§ **Passage shown**

Yes, definitely! I would expect translated source segments to be the highlighted statistic, since most of us get paid based on source word count (or am I wrong about this?)

No you aren't. But on the other hand I don't think that the nice purple is a highlighting colour. I think that it's to set it free from all source-related rows. 


Of course a great mind can come up with a solution here. Let us just wait until The Michael wakes up. If at all.

I swear the "speed in this session" etc. statistics at the bottom used to reflect source words. Is there a way to change the statistics display so everything is for source words? It doesn't help me to see all this for target words and makes me think I'm earning more money than I am, lol.

Hi to all,

Hi Igor,


First I admint, I love statistics and specially the CT statistic function.

Very complete, even though I admit it took me some time to understand. Still am puzzled. Reason why I write.


So translating lots of software I love the indication at the lower right corner:

image


Great! Never am too long for a field description.



Then I still do not understand - having read I guess all the posts about statistics - why one would get this difference:

image


Here are the corresponding details:

image

So obviously: 59% is the 'Translated source segment' indication.

§ **Job A**
Duplicate the part of the statistics discussion that begins at the words "First I admint, I" and stops after the words "a field description.".
§ **Job B**
In the statistics discussion, what does the 59% figure indicate?
§ **Job C**
Resume the statistics discussion from its final sentence onward.

A block of data:

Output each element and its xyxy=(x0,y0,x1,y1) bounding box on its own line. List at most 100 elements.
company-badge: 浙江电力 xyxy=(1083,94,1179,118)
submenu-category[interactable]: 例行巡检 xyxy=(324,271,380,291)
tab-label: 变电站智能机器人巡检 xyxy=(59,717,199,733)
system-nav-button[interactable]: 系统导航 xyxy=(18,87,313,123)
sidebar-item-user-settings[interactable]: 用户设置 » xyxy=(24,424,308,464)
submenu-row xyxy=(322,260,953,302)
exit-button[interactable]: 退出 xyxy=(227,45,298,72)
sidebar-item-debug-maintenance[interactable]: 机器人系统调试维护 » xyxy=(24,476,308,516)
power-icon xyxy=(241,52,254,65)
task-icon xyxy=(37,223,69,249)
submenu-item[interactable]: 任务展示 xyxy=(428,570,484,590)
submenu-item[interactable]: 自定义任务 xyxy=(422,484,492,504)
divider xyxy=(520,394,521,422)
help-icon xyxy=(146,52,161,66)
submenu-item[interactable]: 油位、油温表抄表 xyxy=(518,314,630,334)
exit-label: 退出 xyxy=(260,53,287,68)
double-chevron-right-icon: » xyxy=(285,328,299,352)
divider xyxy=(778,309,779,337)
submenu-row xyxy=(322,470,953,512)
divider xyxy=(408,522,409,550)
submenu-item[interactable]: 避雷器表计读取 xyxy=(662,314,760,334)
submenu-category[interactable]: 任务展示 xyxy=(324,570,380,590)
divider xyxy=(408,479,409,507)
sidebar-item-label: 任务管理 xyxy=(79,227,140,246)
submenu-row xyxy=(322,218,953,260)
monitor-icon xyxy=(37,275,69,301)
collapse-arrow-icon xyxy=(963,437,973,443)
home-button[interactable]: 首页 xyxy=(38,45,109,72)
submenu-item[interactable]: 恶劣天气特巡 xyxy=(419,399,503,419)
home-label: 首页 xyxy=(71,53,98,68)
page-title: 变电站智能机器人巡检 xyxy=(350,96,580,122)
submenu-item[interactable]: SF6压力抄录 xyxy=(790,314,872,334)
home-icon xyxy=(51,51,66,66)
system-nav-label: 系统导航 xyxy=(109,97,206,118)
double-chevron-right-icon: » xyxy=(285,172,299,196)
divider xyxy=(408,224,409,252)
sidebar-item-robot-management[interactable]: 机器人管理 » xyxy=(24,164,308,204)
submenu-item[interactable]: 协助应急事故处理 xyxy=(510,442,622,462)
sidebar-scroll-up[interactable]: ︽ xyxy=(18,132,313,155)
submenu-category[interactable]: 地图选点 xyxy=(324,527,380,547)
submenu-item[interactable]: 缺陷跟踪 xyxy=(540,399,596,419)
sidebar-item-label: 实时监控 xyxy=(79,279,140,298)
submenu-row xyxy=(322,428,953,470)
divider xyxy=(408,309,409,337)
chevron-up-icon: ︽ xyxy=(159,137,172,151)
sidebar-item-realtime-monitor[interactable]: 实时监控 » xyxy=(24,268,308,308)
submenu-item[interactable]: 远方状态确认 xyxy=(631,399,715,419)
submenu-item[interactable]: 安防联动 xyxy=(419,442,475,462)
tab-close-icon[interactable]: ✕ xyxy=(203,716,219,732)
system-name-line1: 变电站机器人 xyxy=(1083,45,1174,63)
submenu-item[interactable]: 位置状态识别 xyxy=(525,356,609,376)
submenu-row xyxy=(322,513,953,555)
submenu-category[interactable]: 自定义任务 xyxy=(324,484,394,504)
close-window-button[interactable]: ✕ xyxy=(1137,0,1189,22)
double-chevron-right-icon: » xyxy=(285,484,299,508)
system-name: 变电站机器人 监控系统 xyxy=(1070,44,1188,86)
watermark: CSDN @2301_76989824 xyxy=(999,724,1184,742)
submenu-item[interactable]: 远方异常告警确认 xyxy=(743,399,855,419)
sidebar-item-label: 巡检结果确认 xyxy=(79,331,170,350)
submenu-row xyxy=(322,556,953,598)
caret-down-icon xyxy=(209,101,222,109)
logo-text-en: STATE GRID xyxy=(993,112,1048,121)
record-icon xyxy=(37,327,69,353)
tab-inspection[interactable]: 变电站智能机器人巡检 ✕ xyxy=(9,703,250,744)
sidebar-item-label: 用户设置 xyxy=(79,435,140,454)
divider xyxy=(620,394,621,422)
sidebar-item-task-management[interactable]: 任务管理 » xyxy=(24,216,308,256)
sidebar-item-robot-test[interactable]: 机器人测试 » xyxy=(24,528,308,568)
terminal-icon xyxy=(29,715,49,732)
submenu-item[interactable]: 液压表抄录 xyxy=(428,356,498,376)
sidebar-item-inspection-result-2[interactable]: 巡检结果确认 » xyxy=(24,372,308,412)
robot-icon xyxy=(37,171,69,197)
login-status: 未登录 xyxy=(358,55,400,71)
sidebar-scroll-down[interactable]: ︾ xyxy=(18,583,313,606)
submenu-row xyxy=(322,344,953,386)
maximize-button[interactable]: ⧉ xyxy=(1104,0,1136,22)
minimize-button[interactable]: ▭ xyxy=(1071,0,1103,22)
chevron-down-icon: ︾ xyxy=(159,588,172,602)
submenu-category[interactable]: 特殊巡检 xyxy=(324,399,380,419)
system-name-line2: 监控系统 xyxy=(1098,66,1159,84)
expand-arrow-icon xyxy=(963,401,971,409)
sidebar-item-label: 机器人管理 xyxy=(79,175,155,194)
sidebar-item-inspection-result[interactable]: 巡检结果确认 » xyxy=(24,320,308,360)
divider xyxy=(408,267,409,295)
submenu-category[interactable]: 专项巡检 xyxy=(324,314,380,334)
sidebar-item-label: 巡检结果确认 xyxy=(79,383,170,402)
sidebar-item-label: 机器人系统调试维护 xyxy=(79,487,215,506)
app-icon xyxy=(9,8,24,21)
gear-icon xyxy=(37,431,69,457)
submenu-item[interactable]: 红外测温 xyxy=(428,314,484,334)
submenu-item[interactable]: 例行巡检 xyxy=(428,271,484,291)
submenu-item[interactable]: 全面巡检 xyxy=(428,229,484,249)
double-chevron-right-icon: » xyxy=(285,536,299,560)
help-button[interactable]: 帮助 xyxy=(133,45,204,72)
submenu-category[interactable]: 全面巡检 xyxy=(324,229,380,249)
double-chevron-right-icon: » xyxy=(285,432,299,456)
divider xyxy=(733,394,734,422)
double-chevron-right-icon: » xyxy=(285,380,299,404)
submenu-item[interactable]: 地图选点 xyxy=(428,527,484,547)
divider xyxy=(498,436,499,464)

§ **Task result A**
First I admint, I love statistics and specially the CT statistic function.

Very complete, even though I admit it took me some time to understand. Still am puzzled. Reason why I write.


So translating lots of software I love the indication at the lower right corner:

image


Great! Never am too long for a field description.

§ **Task result B**
It is the 'Translated source segment' indication.

§ **Task result C**
But the 73% puzzles me ... nothing matches ...


So does someone understand what the 73% of the right bar refers to?


Finally I would like to understand the intention behind:

a) Project->Statistics->Memory statistics

versus

b) Project->Statistics->Total statistics


I always get the same result: (always labelled 'Memory Statistics')

image


My question is simple :

Is 'Memory statistics' meant to be used before starting the job ?

Maybe adapting match percentages according to the results ?


Kind regards to all,

Thomas












Hello to all,


Follow-up to my last post on statistics.

I wonder :

1) Would anyone be interested in having combined statistics?

When I start a job I have my TM and my glossary.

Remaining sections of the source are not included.